* What the task requires *
Copy out, from the entries below, each line holding the string "สำหร".

* Data provided *
================================

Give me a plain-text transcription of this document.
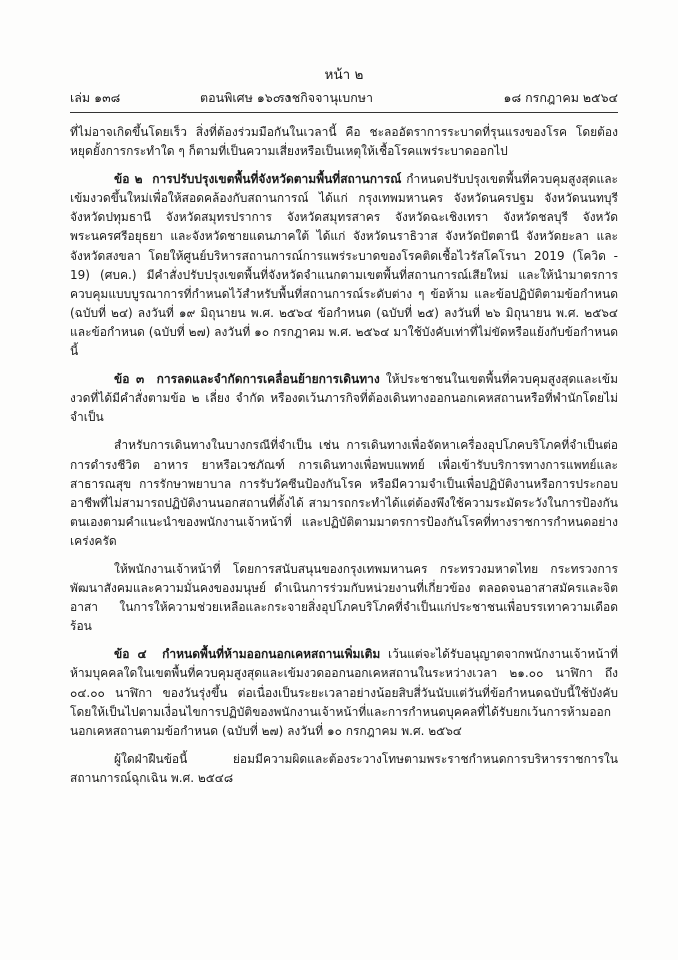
หน้า ๒
เล่ม ๑๓๘	ตอนพิเศษ ๑๖๐ ง
ราชกิจจานุเบกษา	๑๘ กรกฎาคม ๒๕๖๔

ที่ไม่อาจเกิดขึ้นโดยเร็ว สิ่งที่ต้องร่วมมือกันในเวลานี้ คือ ชะลออัตราการระบาดที่รุนแรงของโรค โดยต้องหยุดยั้งการกระทำใด ๆ ก็ตามที่เป็นความเสี่ยงหรือเป็นเหตุให้เชื้อโรคแพร่ระบาดออกไป

ข้อ ๒ การปรับปรุงเขตพื้นที่จังหวัดตามพื้นที่สถานการณ์ กำหนดปรับปรุงเขตพื้นที่ควบคุมสูงสุดและเข้มงวดขึ้นใหม่เพื่อให้สอดคล้องกับสถานการณ์ ได้แก่ กรุงเทพมหานคร จังหวัดนครปฐม จังหวัดนนทบุรี จังหวัดปทุมธานี จังหวัดสมุทรปราการ จังหวัดสมุทรสาคร จังหวัดฉะเชิงเทรา จังหวัดชลบุรี จังหวัดพระนครศรีอยุธยา และจังหวัดชายแดนภาคใต้ ได้แก่ จังหวัดนราธิวาส จังหวัดปัตตานี จังหวัดยะลา และจังหวัดสงขลา โดยให้ศูนย์บริหารสถานการณ์การแพร่ระบาดของโรคติดเชื้อไวรัสโคโรนา 2019 (โควิด - 19) (ศบค.) มีคำสั่งปรับปรุงเขตพื้นที่จังหวัดจำแนกตามเขตพื้นที่สถานการณ์เสียใหม่ และให้นำมาตรการควบคุมแบบบูรณาการที่กำหนดไว้สำหรับพื้นที่สถานการณ์ระดับต่าง ๆ ข้อห้าม และข้อปฏิบัติตามข้อกำหนด (ฉบับที่ ๒๔) ลงวันที่ ๑๙ มิถุนายน พ.ศ. ๒๕๖๔ ข้อกำหนด (ฉบับที่ ๒๕) ลงวันที่ ๒๖ มิถุนายน พ.ศ. ๒๕๖๔ และข้อกำหนด (ฉบับที่ ๒๗) ลงวันที่ ๑๐ กรกฎาคม พ.ศ. ๒๕๖๔ มาใช้บังคับเท่าที่ไม่ขัดหรือแย้งกับข้อกำหนดนี้

ข้อ ๓ การลดและจำกัดการเคลื่อนย้ายการเดินทาง ให้ประชาชนในเขตพื้นที่ควบคุมสูงสุดและเข้มงวดที่ได้มีคำสั่งตามข้อ ๒ เลี่ยง จำกัด หรืองดเว้นภารกิจที่ต้องเดินทางออกนอกเคหสถานหรือที่พำนักโดยไม่จำเป็น

สำหรับการเดินทางในบางกรณีที่จำเป็น เช่น การเดินทางเพื่อจัดหาเครื่องอุปโภคบริโภคที่จำเป็นต่อการดำรงชีวิต อาหาร ยาหรือเวชภัณฑ์ การเดินทางเพื่อพบแพทย์ เพื่อเข้ารับบริการทางการแพทย์และสาธารณสุข การรักษาพยาบาล การรับวัคซีนป้องกันโรค หรือมีความจำเป็นเพื่อปฏิบัติงานหรือการประกอบอาชีพที่ไม่สามารถปฏิบัติงานนอกสถานที่ตั้งได้ สามารถกระทำได้แต่ต้องพึงใช้ความระมัดระวังในการป้องกันตนเองตามคำแนะนำของพนักงานเจ้าหน้าที่ และปฏิบัติตามมาตรการป้องกันโรคที่ทางราชการกำหนดอย่างเคร่งครัด

ให้พนักงานเจ้าหน้าที่ โดยการสนับสนุนของกรุงเทพมหานคร กระทรวงมหาดไทย กระทรวงการพัฒนาสังคมและความมั่นคงของมนุษย์ ดำเนินการร่วมกับหน่วยงานที่เกี่ยวข้อง ตลอดจนอาสาสมัครและจิตอาสา ในการให้ความช่วยเหลือและกระจายสิ่งอุปโภคบริโภคที่จำเป็นแก่ประชาชนเพื่อบรรเทาความเดือดร้อน

ข้อ ๔ กำหนดพื้นที่ห้ามออกนอกเคหสถานเพิ่มเติม เว้นแต่จะได้รับอนุญาตจากพนักงานเจ้าหน้าที่ ห้ามบุคคลใดในเขตพื้นที่ควบคุมสูงสุดและเข้มงวดออกนอกเคหสถานในระหว่างเวลา ๒๑.๐๐ นาฬิกา ถึง ๐๔.๐๐ นาฬิกา ของวันรุ่งขึ้น ต่อเนื่องเป็นระยะเวลาอย่างน้อยสิบสี่วันนับแต่วันที่ข้อกำหนดฉบับนี้ใช้บังคับ โดยให้เป็นไปตามเงื่อนไขการปฏิบัติของพนักงานเจ้าหน้าที่และการกำหนดบุคคลที่ได้รับยกเว้นการห้ามออกนอกเคหสถานตามข้อกำหนด (ฉบับที่ ๒๗) ลงวันที่ ๑๐ กรกฎาคม พ.ศ. ๒๕๖๔

ผู้ใดฝ่าฝืนข้อนี้ ย่อมมีความผิดและต้องระวางโทษตามพระราชกำหนดการบริหารราชการในสถานการณ์ฉุกเฉิน พ.ศ. ๒๕๔๘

================================

* Output for this exercise *
ข้อ ๒ การปรับปรุงเขตพื้นที่จังหวัดตามพื้นที่สถานการณ์ กำหนดปรับปรุงเขตพื้นที่ควบคุมสูงสุดและเข้มงวดขึ้นใหม่เพื่อให้สอดคล้องกับสถานการณ์ ได้แก่ กรุงเทพมหานคร จังหวัดนครปฐม จังหวัดนนทบุรี จังหวัดปทุมธานี จังหวัดสมุทรปราการ จังหวัดสมุทรสาคร จังหวัดฉะเชิงเทรา จังหวัดชลบุรี จังหวัดพระนครศรีอยุธยา และจังหวัดชายแดนภาคใต้ ได้แก่ จังหวัดนราธิวาส จังหวัดปัตตานี จังหวัดยะลา และจังหวัดสงขลา โดยให้ศูนย์บริหารสถานการณ์การแพร่ระบาดของโรคติดเชื้อไวรัสโคโรนา 2019 (โควิด - 19) (ศบค.) มีคำสั่งปรับปรุงเขตพื้นที่จังหวัดจำแนกตามเขตพื้นที่สถานการณ์เสียใหม่ และให้นำมาตรการควบคุมแบบบูรณาการที่กำหนดไว้สำหรับพื้นที่สถานการณ์ระดับต่าง ๆ ข้อห้าม และข้อปฏิบัติตามข้อกำหนด (ฉบับที่ ๒๔) ลงวันที่ ๑๙ มิถุนายน พ.ศ. ๒๕๖๔ ข้อกำหนด (ฉบับที่ ๒๕) ลงวันที่ ๒๖ มิถุนายน พ.ศ. ๒๕๖๔ และข้อกำหนด (ฉบับที่ ๒๗) ลงวันที่ ๑๐ กรกฎาคม พ.ศ. ๒๕๖๔ มาใช้บังคับเท่าที่ไม่ขัดหรือแย้งกับข้อกำหนดนี้
สำหรับการเดินทางในบางกรณีที่จำเป็น เช่น การเดินทางเพื่อจัดหาเครื่องอุปโภคบริโภคที่จำเป็นต่อการดำรงชีวิต อาหาร ยาหรือเวชภัณฑ์ การเดินทางเพื่อพบแพทย์ เพื่อเข้ารับบริการทางการแพทย์และสาธารณสุข การรักษาพยาบาล การรับวัคซีนป้องกันโรค หรือมีความจำเป็นเพื่อปฏิบัติงานหรือการประกอบอาชีพที่ไม่สามารถปฏิบัติงานนอกสถานที่ตั้งได้ สามารถกระทำได้แต่ต้องพึงใช้ความระมัดระวังในการป้องกันตนเองตามคำแนะนำของพนักงานเจ้าหน้าที่ และปฏิบัติตามมาตรการป้องกันโรคที่ทางราชการกำหนดอย่างเคร่งครัด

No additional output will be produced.